Pictures do not belong in the copy, so please give every entry below again exactly.

— Begin Supplied material —

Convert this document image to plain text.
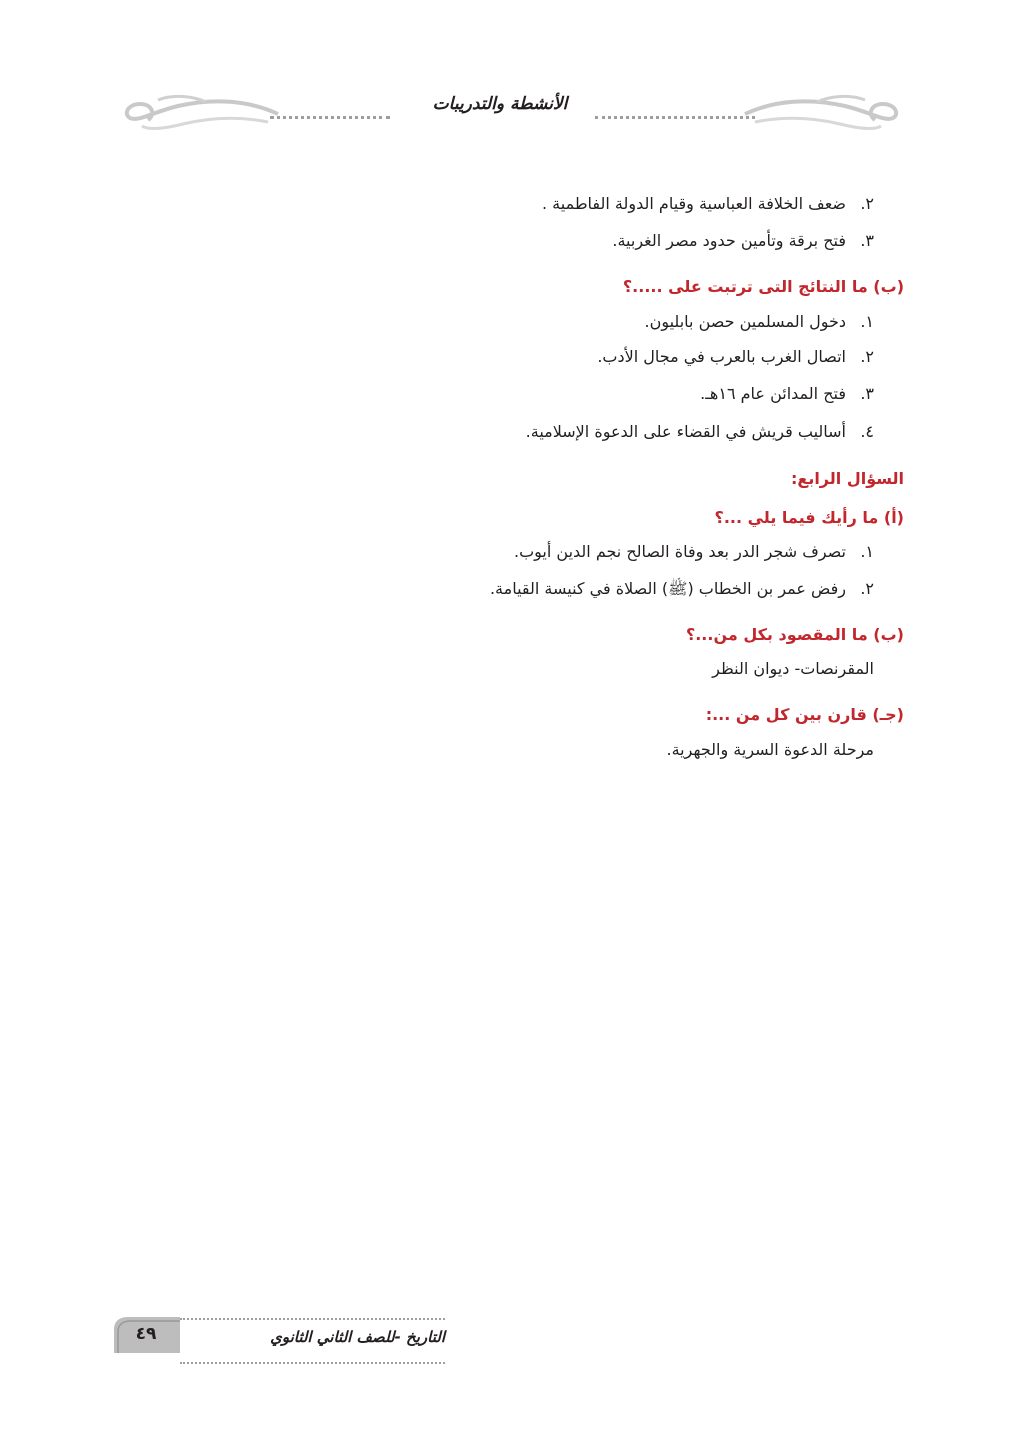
الأنشطة والتدريبات
٢.ضعف الخلافة العباسية وقيام الدولة الفاطمية .
٣.فتح برقة وتأمين حدود مصر الغربية.
(ب) ما النتائج التى ترتبت على .....؟
١.دخول المسلمين حصن بابليون.
٢.اتصال الغرب بالعرب في مجال الأدب.
٣.فتح المدائن عام ١٦هـ.
٤.أساليب قريش في القضاء على الدعوة الإسلامية.
السؤال الرابع:
(أ) ما رأيك فيما يلي ...؟
١.تصرف شجر الدر بعد وفاة الصالح نجم الدين أيوب.
٢.رفض عمر بن الخطاب (ﷺ) الصلاة في كنيسة القيامة.
(ب) ما المقصود بكل من...؟
المقرنصات- ديوان النظر
(جـ) قارن بين كل من ...:
مرحلة الدعوة السرية والجهرية.
٤٩	التاريخ -للصف الثاني الثانوي
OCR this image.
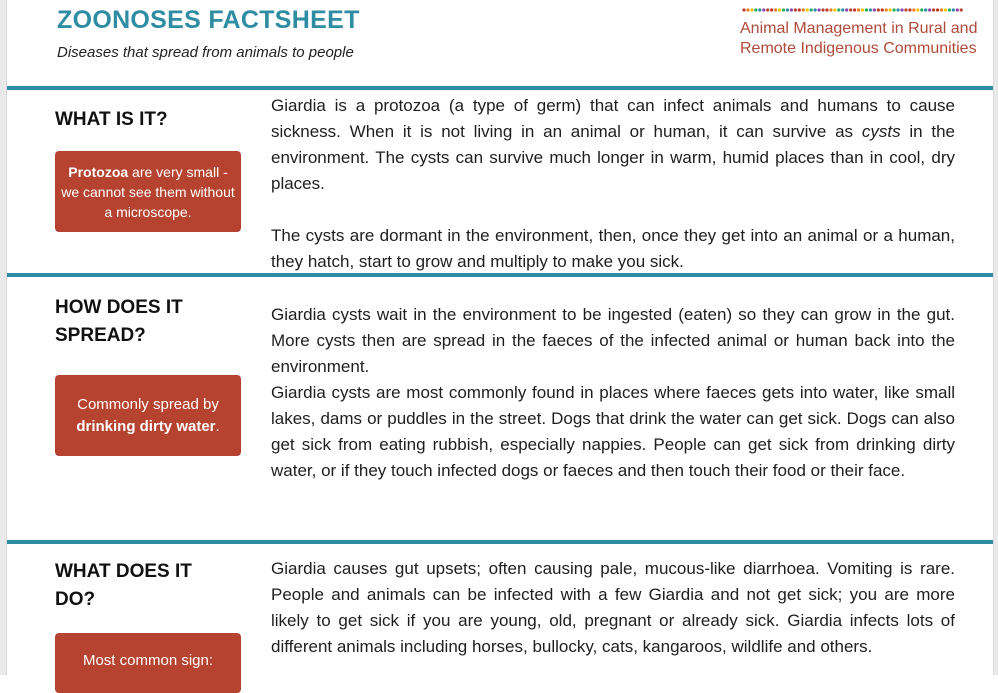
ZOONOSES FACTSHEET
Diseases that spread from animals to people
Animal Management in Rural and
Remote Indigenous Communities
WHAT IS IT?
Protozoa are very small - we cannot see them without a microscope.

Giardia is a protozoa (a type of germ) that can infect animals and humans to cause sickness. When it is not living in an animal or human, it can survive as cysts in the environment. The cysts can survive much longer in warm, humid places than in cool, dry places.

The cysts are dormant in the environment, then, once they get into an animal or a human, they hatch, start to grow and multiply to make you sick.

HOW DOES IT SPREAD?
Commonly spread by drinking dirty water.

Giardia cysts wait in the environment to be ingested (eaten) so they can grow in the gut. More cysts then are spread in the faeces of the infected animal or human back into the environment.

Giardia cysts are most commonly found in places where faeces gets into water, like small lakes, dams or puddles in the street. Dogs that drink the water can get sick. Dogs can also get sick from eating rubbish, especially nappies. People can get sick from drinking dirty water, or if they touch infected dogs or faeces and then touch their food or their face.

WHAT DOES IT DO?
Most common sign:

Giardia causes gut upsets; often causing pale, mucous-like diarrhoea. Vomiting is rare. People and animals can be infected with a few Giardia and not get sick; you are more likely to get sick if you are young, old, pregnant or already sick. Giardia infects lots of different animals including horses, bullocky, cats, kangaroos, wildlife and others.
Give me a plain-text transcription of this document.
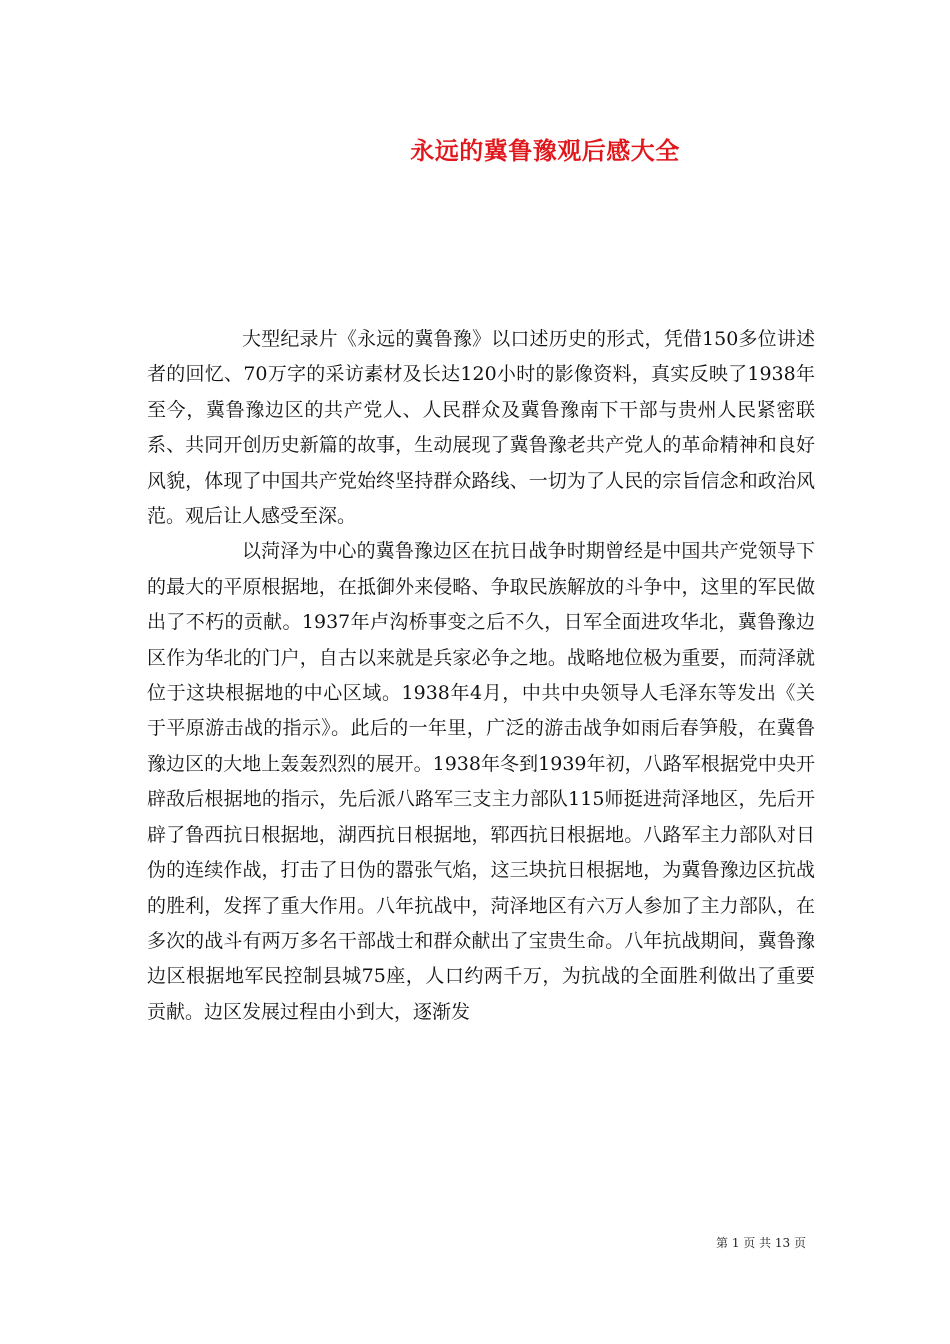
永远的冀鲁豫观后感大全

大型纪录片《永远的冀鲁豫》以口述历史的形式，凭借150多位讲述者的回忆、70万字的采访素材及长达120小时的影像资料，真实反映了1938年至今，冀鲁豫边区的共产党人、人民群众及冀鲁豫南下干部与贵州人民紧密联系、共同开创历史新篇的故事，生动展现了冀鲁豫老共产党人的革命精神和良好风貌，体现了中国共产党始终坚持群众路线、一切为了人民的宗旨信念和政治风范。观后让人感受至深。

以菏泽为中心的冀鲁豫边区在抗日战争时期曾经是中国共产党领导下的最大的平原根据地，在抵御外来侵略、争取民族解放的斗争中，这里的军民做出了不朽的贡献。1937年卢沟桥事变之后不久，日军全面进攻华北，冀鲁豫边区作为华北的门户，自古以来就是兵家必争之地。战略地位极为重要，而菏泽就位于这块根据地的中心区域。1938年4月，中共中央领导人毛泽东等发出《关于平原游击战的指示》。此后的一年里，广泛的游击战争如雨后春笋般，在冀鲁豫边区的大地上轰轰烈烈的展开。1938年冬到1939年初，八路军根据党中央开辟敌后根据地的指示，先后派八路军三支主力部队115师挺进菏泽地区，先后开辟了鲁西抗日根据地，湖西抗日根据地，郓西抗日根据地。八路军主力部队对日伪的连续作战，打击了日伪的嚣张气焰，这三块抗日根据地，为冀鲁豫边区抗战的胜利，发挥了重大作用。八年抗战中，菏泽地区有六万人参加了主力部队，在多次的战斗有两万多名干部战士和群众献出了宝贵生命。八年抗战期间，冀鲁豫边区根据地军民控制县城75座，人口约两千万，为抗战的全面胜利做出了重要贡献。边区发展过程由小到大，逐渐发

第 1 页 共 13 页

— End Supplied material —

> **Exercise result**:
Convert this document image to plain text.
الأنشطة والتدريبات
٢.ضعف الخلافة العباسية وقيام الدولة الفاطمية .
٣.فتح برقة وتأمين حدود مصر الغربية.
(ب) ما النتائج التى ترتبت على .....؟
١.دخول المسلمين حصن بابليون.
٢.اتصال الغرب بالعرب في مجال الأدب.
٣.فتح المدائن عام ١٦هـ.
٤.أساليب قريش في القضاء على الدعوة الإسلامية.
السؤال الرابع:
(أ) ما رأيك فيما يلي ...؟
١.تصرف شجر الدر بعد وفاة الصالح نجم الدين أيوب.
٢.رفض عمر بن الخطاب (ﷺ) الصلاة في كنيسة القيامة.
(ب) ما المقصود بكل من...؟
المقرنصات- ديوان النظر
(جـ) قارن بين كل من ...:
مرحلة الدعوة السرية والجهرية.
٤٩	التاريخ -للصف الثاني الثانوي
OCR this image.
ZOONOSES FACTSHEET
Diseases that spread from animals to people
Animal Management in Rural and
Remote Indigenous Communities
WHAT IS IT?
Protozoa are very small - we cannot see them without a microscope.

Giardia is a protozoa (a type of germ) that can infect animals and humans to cause sickness. When it is not living in an animal or human, it can survive as cysts in the environment. The cysts can survive much longer in warm, humid places than in cool, dry places.

The cysts are dormant in the environment, then, once they get into an animal or a human, they hatch, start to grow and multiply to make you sick.

HOW DOES IT SPREAD?
Commonly spread by drinking dirty water.

Giardia cysts wait in the environment to be ingested (eaten) so they can grow in the gut. More cysts then are spread in the faeces of the infected animal or human back into the environment.

Giardia cysts are most commonly found in places where faeces gets into water, like small lakes, dams or puddles in the street. Dogs that drink the water can get sick. Dogs can also get sick from eating rubbish, especially nappies. People can get sick from drinking dirty water, or if they touch infected dogs or faeces and then touch their food or their face.

WHAT DOES IT DO?
Most common sign:

Giardia causes gut upsets; often causing pale, mucous-like diarrhoea. Vomiting is rare. People and animals can be infected with a few Giardia and not get sick; you are more likely to get sick if you are young, old, pregnant or already sick. Giardia infects lots of different animals including horses, bullocky, cats, kangaroos, wildlife and others.
Give me a plain-text transcription of this document.
永远的冀鲁豫观后感大全

大型纪录片《永远的冀鲁豫》以口述历史的形式，凭借150多位讲述者的回忆、70万字的采访素材及长达120小时的影像资料，真实反映了1938年至今，冀鲁豫边区的共产党人、人民群众及冀鲁豫南下干部与贵州人民紧密联系、共同开创历史新篇的故事，生动展现了冀鲁豫老共产党人的革命精神和良好风貌，体现了中国共产党始终坚持群众路线、一切为了人民的宗旨信念和政治风范。观后让人感受至深。

以菏泽为中心的冀鲁豫边区在抗日战争时期曾经是中国共产党领导下的最大的平原根据地，在抵御外来侵略、争取民族解放的斗争中，这里的军民做出了不朽的贡献。1937年卢沟桥事变之后不久，日军全面进攻华北，冀鲁豫边区作为华北的门户，自古以来就是兵家必争之地。战略地位极为重要，而菏泽就位于这块根据地的中心区域。1938年4月，中共中央领导人毛泽东等发出《关于平原游击战的指示》。此后的一年里，广泛的游击战争如雨后春笋般，在冀鲁豫边区的大地上轰轰烈烈的展开。1938年冬到1939年初，八路军根据党中央开辟敌后根据地的指示，先后派八路军三支主力部队115师挺进菏泽地区，先后开辟了鲁西抗日根据地，湖西抗日根据地，郓西抗日根据地。八路军主力部队对日伪的连续作战，打击了日伪的嚣张气焰，这三块抗日根据地，为冀鲁豫边区抗战的胜利，发挥了重大作用。八年抗战中，菏泽地区有六万人参加了主力部队，在多次的战斗有两万多名干部战士和群众献出了宝贵生命。八年抗战期间，冀鲁豫边区根据地军民控制县城75座，人口约两千万，为抗战的全面胜利做出了重要贡献。边区发展过程由小到大，逐渐发

第 1 页 共 13 页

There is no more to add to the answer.